*Input for this task*

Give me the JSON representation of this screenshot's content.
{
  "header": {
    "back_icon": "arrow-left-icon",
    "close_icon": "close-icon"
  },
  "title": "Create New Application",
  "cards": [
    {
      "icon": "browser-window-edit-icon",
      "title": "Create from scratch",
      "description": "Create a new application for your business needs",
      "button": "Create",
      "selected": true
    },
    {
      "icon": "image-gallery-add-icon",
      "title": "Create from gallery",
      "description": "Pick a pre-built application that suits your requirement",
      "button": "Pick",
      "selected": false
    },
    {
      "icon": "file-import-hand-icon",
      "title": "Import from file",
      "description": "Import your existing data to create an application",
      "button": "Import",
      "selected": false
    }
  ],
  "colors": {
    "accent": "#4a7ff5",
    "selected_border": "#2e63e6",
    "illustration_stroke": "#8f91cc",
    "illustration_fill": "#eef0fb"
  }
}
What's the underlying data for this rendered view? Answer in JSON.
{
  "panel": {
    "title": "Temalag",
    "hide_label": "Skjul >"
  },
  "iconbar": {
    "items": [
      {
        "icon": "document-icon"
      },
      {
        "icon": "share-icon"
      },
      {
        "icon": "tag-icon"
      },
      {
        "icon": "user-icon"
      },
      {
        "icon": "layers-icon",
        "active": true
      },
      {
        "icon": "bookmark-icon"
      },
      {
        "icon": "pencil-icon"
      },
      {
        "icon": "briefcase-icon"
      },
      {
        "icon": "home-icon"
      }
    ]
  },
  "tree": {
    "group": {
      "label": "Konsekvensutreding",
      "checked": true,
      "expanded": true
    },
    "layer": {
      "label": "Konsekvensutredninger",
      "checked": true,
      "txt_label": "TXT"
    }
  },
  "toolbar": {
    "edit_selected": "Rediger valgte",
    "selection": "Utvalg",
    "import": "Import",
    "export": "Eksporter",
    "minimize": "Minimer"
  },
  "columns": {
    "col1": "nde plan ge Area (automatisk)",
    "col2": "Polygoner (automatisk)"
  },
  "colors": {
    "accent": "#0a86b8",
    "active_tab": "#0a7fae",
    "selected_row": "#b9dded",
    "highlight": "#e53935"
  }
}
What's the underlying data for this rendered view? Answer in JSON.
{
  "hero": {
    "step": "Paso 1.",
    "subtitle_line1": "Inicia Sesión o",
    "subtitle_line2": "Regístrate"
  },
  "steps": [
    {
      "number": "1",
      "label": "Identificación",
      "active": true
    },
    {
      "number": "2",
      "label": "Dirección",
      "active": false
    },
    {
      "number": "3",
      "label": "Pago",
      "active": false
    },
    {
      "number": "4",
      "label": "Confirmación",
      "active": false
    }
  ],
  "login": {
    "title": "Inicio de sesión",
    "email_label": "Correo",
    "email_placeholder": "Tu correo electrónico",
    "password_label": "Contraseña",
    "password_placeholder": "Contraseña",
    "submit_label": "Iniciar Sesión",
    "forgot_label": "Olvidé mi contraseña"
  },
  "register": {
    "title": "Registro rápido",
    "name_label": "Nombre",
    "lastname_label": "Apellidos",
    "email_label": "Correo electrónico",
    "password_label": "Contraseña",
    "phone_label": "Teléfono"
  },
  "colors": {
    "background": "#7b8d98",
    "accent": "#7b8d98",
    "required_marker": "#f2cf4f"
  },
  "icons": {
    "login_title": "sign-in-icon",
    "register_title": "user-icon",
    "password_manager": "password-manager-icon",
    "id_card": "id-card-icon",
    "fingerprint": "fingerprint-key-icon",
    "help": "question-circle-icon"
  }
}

*Work instructions*
Extract the complete listing above, reproducing each line exactly.

*Completed exercise*
Give me the JSON representation of this screenshot's content.
{
  "header": {
    "back_icon": "arrow-left-icon",
    "close_icon": "close-icon"
  },
  "title": "Create New Application",
  "cards": [
    {
      "icon": "browser-window-edit-icon",
      "title": "Create from scratch",
      "description": "Create a new application for your business needs",
      "button": "Create",
      "selected": true
    },
    {
      "icon": "image-gallery-add-icon",
      "title": "Create from gallery",
      "description": "Pick a pre-built application that suits your requirement",
      "button": "Pick",
      "selected": false
    },
    {
      "icon": "file-import-hand-icon",
      "title": "Import from file",
      "description": "Import your existing data to create an application",
      "button": "Import",
      "selected": false
    }
  ],
  "colors": {
    "accent": "#4a7ff5",
    "selected_border": "#2e63e6",
    "illustration_stroke": "#8f91cc",
    "illustration_fill": "#eef0fb"
  }
}
What's the underlying data for this rendered view? Answer in JSON.
{
  "panel": {
    "title": "Temalag",
    "hide_label": "Skjul >"
  },
  "iconbar": {
    "items": [
      {
        "icon": "document-icon"
      },
      {
        "icon": "share-icon"
      },
      {
        "icon": "tag-icon"
      },
      {
        "icon": "user-icon"
      },
      {
        "icon": "layers-icon",
        "active": true
      },
      {
        "icon": "bookmark-icon"
      },
      {
        "icon": "pencil-icon"
      },
      {
        "icon": "briefcase-icon"
      },
      {
        "icon": "home-icon"
      }
    ]
  },
  "tree": {
    "group": {
      "label": "Konsekvensutreding",
      "checked": true,
      "expanded": true
    },
    "layer": {
      "label": "Konsekvensutredninger",
      "checked": true,
      "txt_label": "TXT"
    }
  },
  "toolbar": {
    "edit_selected": "Rediger valgte",
    "selection": "Utvalg",
    "import": "Import",
    "export": "Eksporter",
    "minimize": "Minimer"
  },
  "columns": {
    "col1": "nde plan ge Area (automatisk)",
    "col2": "Polygoner (automatisk)"
  },
  "colors": {
    "accent": "#0a86b8",
    "active_tab": "#0a7fae",
    "selected_row": "#b9dded",
    "highlight": "#e53935"
  }
}
What's the underlying data for this rendered view? Answer in JSON.
{
  "hero": {
    "step": "Paso 1.",
    "subtitle_line1": "Inicia Sesión o",
    "subtitle_line2": "Regístrate"
  },
  "steps": [
    {
      "number": "1",
      "label": "Identificación",
      "active": true
    },
    {
      "number": "2",
      "label": "Dirección",
      "active": false
    },
    {
      "number": "3",
      "label": "Pago",
      "active": false
    },
    {
      "number": "4",
      "label": "Confirmación",
      "active": false
    }
  ],
  "login": {
    "title": "Inicio de sesión",
    "email_label": "Correo",
    "email_placeholder": "Tu correo electrónico",
    "password_label": "Contraseña",
    "password_placeholder": "Contraseña",
    "submit_label": "Iniciar Sesión",
    "forgot_label": "Olvidé mi contraseña"
  },
  "register": {
    "title": "Registro rápido",
    "name_label": "Nombre",
    "lastname_label": "Apellidos",
    "email_label": "Correo electrónico",
    "password_label": "Contraseña",
    "phone_label": "Teléfono"
  },
  "colors": {
    "background": "#7b8d98",
    "accent": "#7b8d98",
    "required_marker": "#f2cf4f"
  },
  "icons": {
    "login_title": "sign-in-icon",
    "register_title": "user-icon",
    "password_manager": "password-manager-icon",
    "id_card": "id-card-icon",
    "fingerprint": "fingerprint-key-icon",
    "help": "question-circle-icon"
  }
}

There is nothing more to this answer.